Your task is to transcribe, word for word, the line containing "Output a JSON" and all lines that follow it to the end of the entries. Leave out the pictures.

- [GIVEN DATA]:
-----

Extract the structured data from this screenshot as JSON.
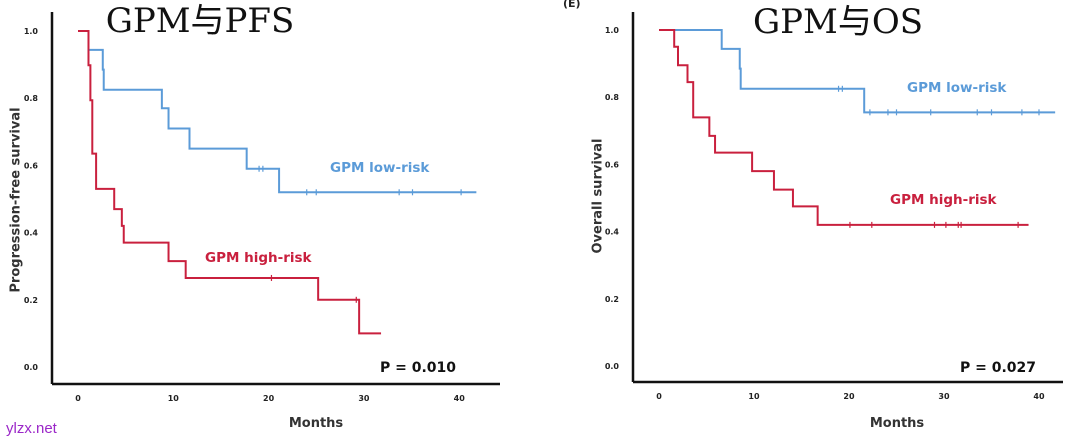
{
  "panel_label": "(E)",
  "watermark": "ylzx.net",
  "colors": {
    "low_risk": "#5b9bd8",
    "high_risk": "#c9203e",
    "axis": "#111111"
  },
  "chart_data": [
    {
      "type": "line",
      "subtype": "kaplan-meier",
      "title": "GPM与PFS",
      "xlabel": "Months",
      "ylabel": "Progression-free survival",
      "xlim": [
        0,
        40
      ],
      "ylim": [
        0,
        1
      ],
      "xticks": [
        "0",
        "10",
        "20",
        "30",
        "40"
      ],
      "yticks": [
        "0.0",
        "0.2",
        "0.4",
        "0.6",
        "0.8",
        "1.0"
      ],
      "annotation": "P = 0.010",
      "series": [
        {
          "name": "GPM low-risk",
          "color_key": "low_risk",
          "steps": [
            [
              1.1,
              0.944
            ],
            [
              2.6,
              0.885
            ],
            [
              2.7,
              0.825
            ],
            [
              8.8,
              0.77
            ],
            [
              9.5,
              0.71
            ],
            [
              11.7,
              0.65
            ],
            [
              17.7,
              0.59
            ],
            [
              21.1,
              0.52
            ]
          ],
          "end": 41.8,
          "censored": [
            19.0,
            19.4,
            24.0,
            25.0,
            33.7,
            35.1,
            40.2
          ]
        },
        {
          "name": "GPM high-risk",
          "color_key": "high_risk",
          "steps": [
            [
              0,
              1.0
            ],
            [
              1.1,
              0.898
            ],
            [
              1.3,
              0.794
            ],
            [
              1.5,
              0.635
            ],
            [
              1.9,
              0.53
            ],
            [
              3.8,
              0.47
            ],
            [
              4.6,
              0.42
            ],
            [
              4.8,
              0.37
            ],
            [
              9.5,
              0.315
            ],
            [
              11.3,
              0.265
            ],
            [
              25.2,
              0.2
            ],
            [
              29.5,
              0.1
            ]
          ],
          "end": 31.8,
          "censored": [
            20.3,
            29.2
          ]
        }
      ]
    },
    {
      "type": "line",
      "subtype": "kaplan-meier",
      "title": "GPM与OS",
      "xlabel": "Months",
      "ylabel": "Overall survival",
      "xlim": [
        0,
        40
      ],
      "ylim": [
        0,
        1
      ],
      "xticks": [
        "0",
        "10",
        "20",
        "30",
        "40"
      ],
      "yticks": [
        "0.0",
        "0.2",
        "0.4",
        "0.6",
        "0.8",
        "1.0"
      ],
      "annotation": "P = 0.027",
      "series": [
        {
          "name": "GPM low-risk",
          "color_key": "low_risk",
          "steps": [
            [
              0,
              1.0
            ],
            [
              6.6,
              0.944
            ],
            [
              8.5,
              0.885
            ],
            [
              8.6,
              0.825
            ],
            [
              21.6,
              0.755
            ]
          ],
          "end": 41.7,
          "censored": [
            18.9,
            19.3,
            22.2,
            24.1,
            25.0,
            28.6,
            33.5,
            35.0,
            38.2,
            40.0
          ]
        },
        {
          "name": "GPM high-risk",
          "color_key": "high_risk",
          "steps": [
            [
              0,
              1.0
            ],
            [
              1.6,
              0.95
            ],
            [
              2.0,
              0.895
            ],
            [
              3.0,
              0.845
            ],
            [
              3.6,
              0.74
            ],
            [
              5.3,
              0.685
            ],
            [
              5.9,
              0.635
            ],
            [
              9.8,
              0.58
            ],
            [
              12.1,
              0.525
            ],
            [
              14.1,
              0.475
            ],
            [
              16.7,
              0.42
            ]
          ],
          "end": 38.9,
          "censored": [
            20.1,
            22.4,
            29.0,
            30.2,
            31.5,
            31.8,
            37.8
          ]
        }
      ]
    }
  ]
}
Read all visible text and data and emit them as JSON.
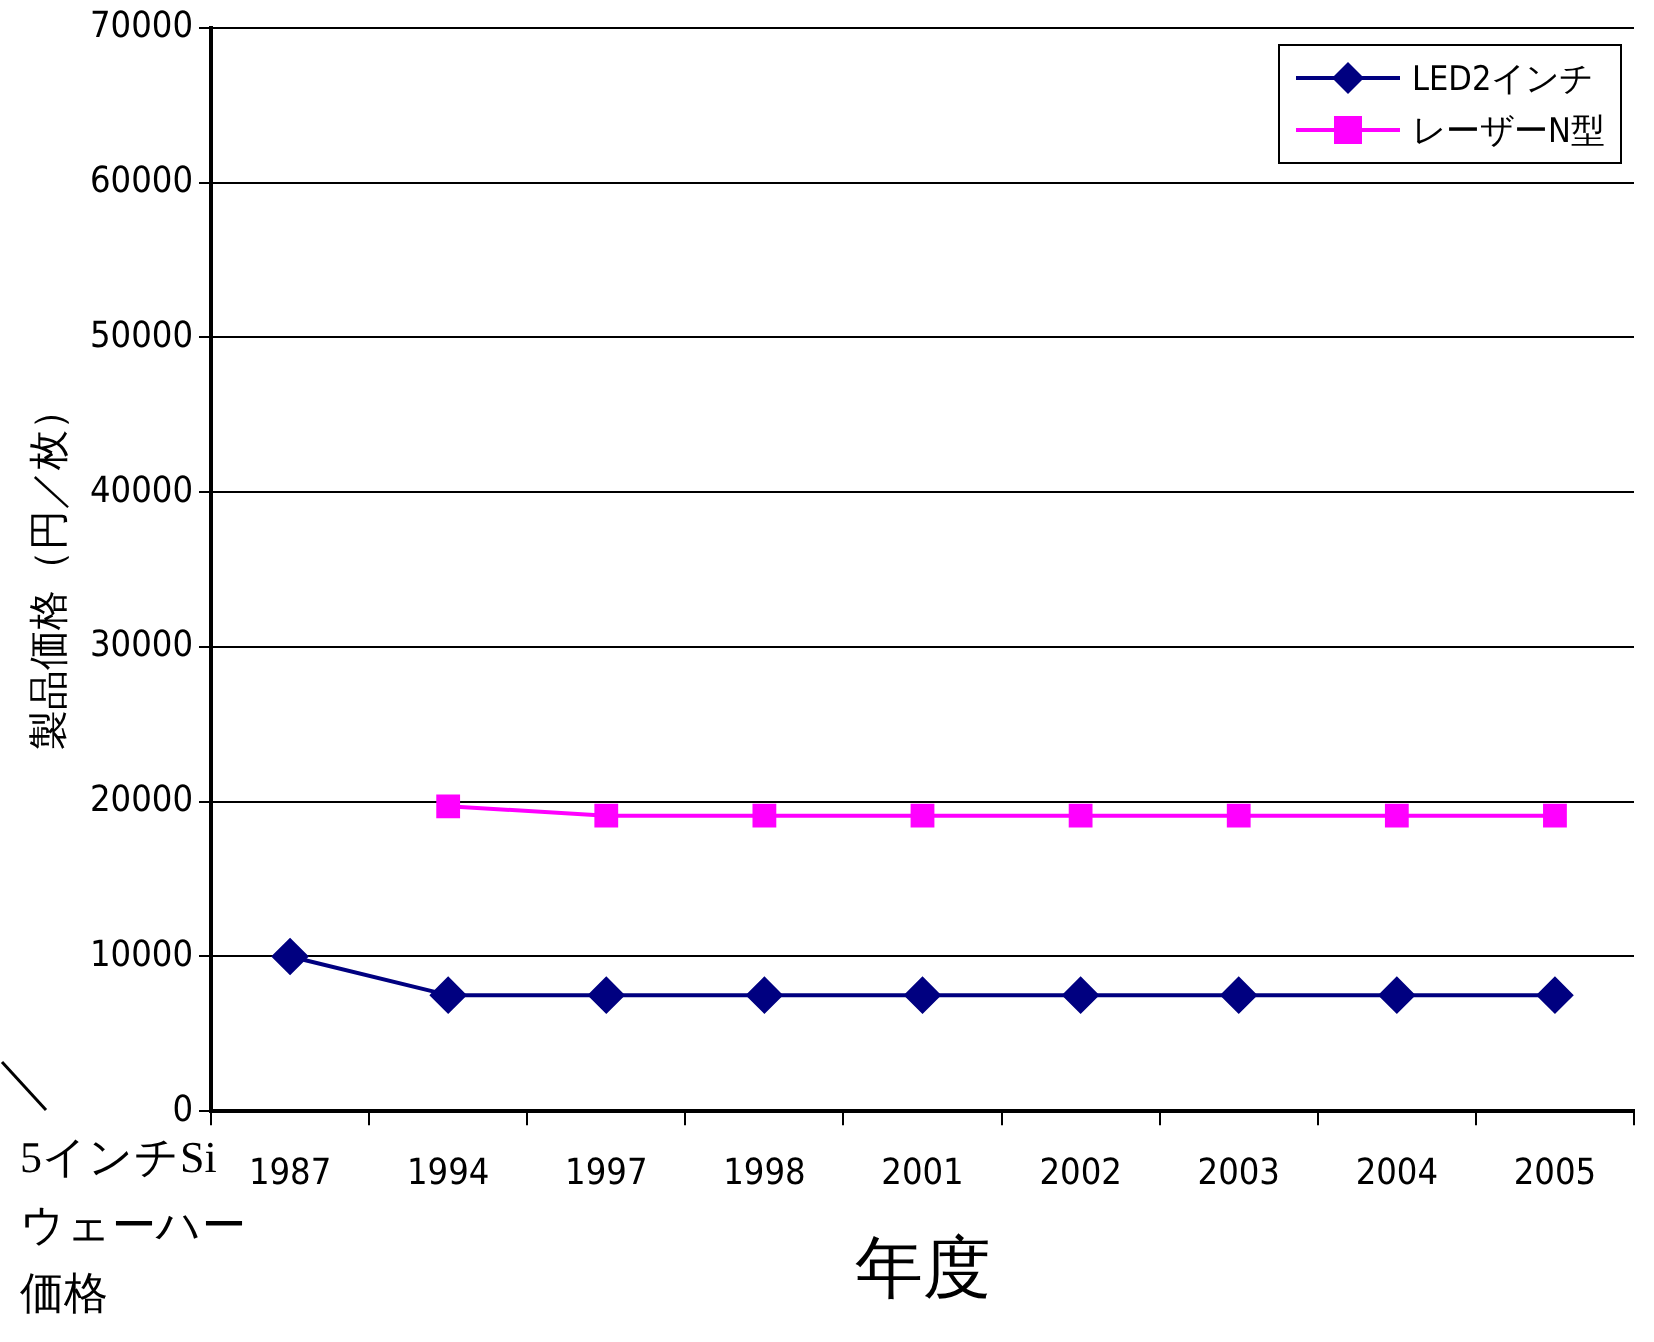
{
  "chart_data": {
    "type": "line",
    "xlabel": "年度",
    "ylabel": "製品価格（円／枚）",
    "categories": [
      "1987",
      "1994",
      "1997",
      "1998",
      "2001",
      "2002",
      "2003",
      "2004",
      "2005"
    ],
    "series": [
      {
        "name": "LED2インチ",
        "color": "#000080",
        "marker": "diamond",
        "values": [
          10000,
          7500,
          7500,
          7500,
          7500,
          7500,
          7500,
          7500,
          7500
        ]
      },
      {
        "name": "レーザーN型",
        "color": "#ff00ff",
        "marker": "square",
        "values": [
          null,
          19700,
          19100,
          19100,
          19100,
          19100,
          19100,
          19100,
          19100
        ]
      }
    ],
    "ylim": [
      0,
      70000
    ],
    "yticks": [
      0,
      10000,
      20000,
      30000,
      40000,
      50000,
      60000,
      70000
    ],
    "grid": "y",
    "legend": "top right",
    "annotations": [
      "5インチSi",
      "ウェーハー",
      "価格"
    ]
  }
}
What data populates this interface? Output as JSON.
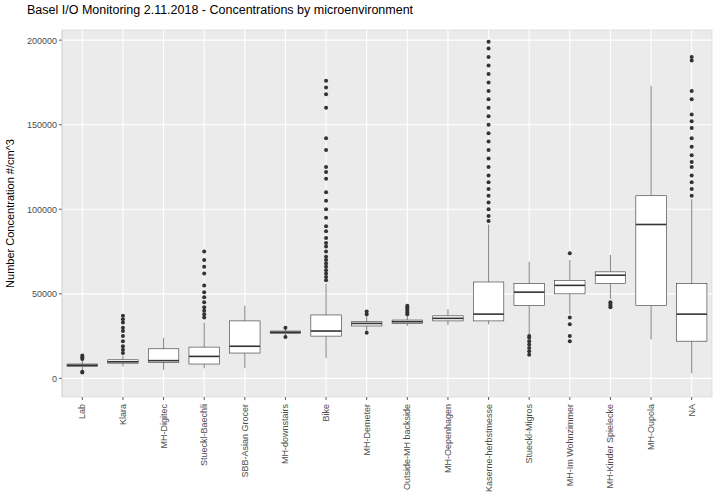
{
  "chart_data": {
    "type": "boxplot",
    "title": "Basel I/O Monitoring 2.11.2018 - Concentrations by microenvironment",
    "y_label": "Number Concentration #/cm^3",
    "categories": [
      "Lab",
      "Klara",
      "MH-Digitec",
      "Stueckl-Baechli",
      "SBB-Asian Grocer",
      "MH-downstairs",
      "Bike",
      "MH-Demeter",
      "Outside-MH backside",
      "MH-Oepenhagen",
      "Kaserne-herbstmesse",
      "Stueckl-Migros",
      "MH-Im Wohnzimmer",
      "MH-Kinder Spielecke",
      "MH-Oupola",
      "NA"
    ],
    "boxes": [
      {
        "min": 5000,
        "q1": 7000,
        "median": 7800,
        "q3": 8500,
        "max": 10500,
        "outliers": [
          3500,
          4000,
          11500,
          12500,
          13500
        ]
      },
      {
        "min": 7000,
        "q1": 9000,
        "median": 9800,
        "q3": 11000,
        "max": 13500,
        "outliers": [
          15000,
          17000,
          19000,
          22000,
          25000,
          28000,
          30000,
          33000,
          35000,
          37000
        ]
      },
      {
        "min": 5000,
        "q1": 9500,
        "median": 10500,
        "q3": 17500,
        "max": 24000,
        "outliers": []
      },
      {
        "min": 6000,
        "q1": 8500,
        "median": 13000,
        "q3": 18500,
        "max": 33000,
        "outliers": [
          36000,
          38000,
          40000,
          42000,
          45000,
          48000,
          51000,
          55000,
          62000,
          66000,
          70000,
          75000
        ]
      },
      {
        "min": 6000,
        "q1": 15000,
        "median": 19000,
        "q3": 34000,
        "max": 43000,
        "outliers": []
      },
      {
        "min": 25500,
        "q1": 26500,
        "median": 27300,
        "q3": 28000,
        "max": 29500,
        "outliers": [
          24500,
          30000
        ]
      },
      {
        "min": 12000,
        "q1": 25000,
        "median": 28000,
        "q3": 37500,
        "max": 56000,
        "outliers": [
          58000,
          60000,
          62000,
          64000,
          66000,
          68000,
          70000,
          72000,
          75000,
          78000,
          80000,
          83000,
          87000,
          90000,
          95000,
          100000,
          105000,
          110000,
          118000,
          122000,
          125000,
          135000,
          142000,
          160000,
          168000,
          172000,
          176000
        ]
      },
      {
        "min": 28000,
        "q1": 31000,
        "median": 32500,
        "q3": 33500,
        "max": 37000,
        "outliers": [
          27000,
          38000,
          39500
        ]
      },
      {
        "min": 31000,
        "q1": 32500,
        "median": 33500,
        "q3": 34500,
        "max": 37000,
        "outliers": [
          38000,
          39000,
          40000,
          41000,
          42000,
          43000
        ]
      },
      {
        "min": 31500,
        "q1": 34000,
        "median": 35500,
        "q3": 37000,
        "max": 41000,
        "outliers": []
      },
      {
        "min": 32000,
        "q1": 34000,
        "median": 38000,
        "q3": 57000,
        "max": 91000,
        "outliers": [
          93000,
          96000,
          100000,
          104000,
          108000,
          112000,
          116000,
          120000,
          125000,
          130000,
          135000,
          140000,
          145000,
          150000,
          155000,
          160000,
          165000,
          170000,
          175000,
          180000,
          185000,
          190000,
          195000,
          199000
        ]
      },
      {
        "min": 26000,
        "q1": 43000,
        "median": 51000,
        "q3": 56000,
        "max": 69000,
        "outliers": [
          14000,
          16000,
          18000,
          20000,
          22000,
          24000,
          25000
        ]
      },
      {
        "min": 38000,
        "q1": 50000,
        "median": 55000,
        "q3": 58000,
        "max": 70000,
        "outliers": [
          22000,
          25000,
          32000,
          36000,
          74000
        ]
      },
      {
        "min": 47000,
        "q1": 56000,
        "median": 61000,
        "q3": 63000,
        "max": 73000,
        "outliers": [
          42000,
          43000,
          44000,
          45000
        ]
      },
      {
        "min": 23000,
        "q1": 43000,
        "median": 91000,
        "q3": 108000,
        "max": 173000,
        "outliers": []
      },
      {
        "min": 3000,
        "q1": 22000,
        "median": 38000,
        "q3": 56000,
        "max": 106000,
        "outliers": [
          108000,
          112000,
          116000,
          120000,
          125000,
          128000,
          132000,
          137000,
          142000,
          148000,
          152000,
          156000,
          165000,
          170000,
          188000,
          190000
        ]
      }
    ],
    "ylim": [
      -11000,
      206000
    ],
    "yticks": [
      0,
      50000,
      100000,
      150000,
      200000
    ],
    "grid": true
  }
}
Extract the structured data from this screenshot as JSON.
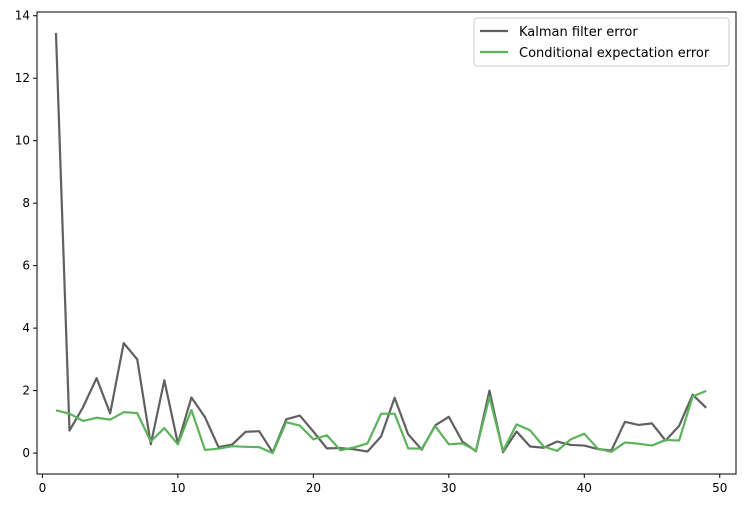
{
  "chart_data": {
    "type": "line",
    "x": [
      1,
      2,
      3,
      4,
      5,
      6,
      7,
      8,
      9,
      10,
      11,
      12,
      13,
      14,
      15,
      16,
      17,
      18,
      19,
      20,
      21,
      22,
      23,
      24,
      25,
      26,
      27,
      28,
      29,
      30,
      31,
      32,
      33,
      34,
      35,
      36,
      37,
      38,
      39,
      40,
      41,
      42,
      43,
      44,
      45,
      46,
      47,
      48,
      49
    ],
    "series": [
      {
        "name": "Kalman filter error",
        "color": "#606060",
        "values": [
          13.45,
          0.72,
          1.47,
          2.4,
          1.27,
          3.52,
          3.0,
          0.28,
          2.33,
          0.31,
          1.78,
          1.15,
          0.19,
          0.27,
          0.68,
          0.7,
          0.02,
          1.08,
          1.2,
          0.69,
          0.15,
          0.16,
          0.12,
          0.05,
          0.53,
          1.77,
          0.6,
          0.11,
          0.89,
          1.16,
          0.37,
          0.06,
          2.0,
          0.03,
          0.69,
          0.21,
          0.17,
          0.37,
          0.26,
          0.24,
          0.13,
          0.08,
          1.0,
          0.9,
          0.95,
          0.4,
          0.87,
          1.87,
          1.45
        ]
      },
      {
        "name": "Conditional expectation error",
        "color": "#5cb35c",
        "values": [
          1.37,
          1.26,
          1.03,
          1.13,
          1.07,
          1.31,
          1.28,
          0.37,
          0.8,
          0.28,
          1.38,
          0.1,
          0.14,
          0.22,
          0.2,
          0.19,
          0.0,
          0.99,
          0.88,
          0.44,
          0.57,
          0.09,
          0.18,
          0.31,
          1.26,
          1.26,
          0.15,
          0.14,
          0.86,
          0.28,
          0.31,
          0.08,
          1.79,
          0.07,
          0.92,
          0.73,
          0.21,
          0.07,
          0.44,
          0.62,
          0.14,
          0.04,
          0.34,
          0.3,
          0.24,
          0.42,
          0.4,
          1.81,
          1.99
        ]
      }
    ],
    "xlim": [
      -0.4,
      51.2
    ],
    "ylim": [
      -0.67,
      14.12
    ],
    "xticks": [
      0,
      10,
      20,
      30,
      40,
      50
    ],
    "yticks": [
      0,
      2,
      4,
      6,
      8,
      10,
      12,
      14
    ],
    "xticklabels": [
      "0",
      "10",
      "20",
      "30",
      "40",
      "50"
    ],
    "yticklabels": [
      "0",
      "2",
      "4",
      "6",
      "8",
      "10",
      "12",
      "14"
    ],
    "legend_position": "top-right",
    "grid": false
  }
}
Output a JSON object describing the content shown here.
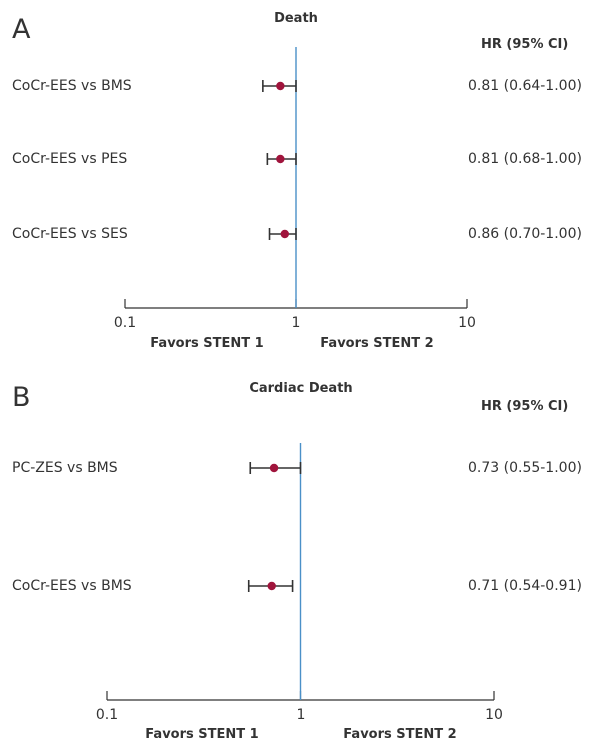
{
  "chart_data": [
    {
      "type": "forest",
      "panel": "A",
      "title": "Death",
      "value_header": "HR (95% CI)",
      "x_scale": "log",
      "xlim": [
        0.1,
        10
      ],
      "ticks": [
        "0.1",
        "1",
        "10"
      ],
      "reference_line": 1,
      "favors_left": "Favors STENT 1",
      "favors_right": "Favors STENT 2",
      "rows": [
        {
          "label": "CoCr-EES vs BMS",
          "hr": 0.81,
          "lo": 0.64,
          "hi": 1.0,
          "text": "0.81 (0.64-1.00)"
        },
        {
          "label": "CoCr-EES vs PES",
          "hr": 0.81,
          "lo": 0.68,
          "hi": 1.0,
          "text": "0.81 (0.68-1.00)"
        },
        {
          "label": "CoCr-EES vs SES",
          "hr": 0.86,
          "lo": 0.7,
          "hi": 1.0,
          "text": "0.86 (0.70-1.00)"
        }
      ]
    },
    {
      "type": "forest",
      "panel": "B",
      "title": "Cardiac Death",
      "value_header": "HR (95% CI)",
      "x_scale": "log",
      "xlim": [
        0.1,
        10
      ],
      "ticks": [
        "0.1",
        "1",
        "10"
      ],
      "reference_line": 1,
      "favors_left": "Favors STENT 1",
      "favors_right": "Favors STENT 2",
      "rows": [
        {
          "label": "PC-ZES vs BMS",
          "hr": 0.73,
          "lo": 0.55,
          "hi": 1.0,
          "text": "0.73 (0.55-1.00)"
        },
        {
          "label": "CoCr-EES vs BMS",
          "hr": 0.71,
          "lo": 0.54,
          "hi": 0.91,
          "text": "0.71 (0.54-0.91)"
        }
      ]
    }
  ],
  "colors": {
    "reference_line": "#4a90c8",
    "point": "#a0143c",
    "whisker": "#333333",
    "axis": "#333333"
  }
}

-----

- [FINAL RESULT]:
Output a JSON object describing the content shown here.
{
  "chart_data": [
    {
      "type": "forest",
      "panel": "A",
      "title": "Death",
      "value_header": "HR (95% CI)",
      "x_scale": "log",
      "xlim": [
        0.1,
        10
      ],
      "ticks": [
        "0.1",
        "1",
        "10"
      ],
      "reference_line": 1,
      "favors_left": "Favors STENT 1",
      "favors_right": "Favors STENT 2",
      "rows": [
        {
          "label": "CoCr-EES vs BMS",
          "hr": 0.81,
          "lo": 0.64,
          "hi": 1.0,
          "text": "0.81 (0.64-1.00)"
        },
        {
          "label": "CoCr-EES vs PES",
          "hr": 0.81,
          "lo": 0.68,
          "hi": 1.0,
          "text": "0.81 (0.68-1.00)"
        },
        {
          "label": "CoCr-EES vs SES",
          "hr": 0.86,
          "lo": 0.7,
          "hi": 1.0,
          "text": "0.86 (0.70-1.00)"
        }
      ]
    },
    {
      "type": "forest",
      "panel": "B",
      "title": "Cardiac Death",
      "value_header": "HR (95% CI)",
      "x_scale": "log",
      "xlim": [
        0.1,
        10
      ],
      "ticks": [
        "0.1",
        "1",
        "10"
      ],
      "reference_line": 1,
      "favors_left": "Favors STENT 1",
      "favors_right": "Favors STENT 2",
      "rows": [
        {
          "label": "PC-ZES vs BMS",
          "hr": 0.73,
          "lo": 0.55,
          "hi": 1.0,
          "text": "0.73 (0.55-1.00)"
        },
        {
          "label": "CoCr-EES vs BMS",
          "hr": 0.71,
          "lo": 0.54,
          "hi": 0.91,
          "text": "0.71 (0.54-0.91)"
        }
      ]
    }
  ],
  "colors": {
    "reference_line": "#4a90c8",
    "point": "#a0143c",
    "whisker": "#333333",
    "axis": "#333333"
  }
}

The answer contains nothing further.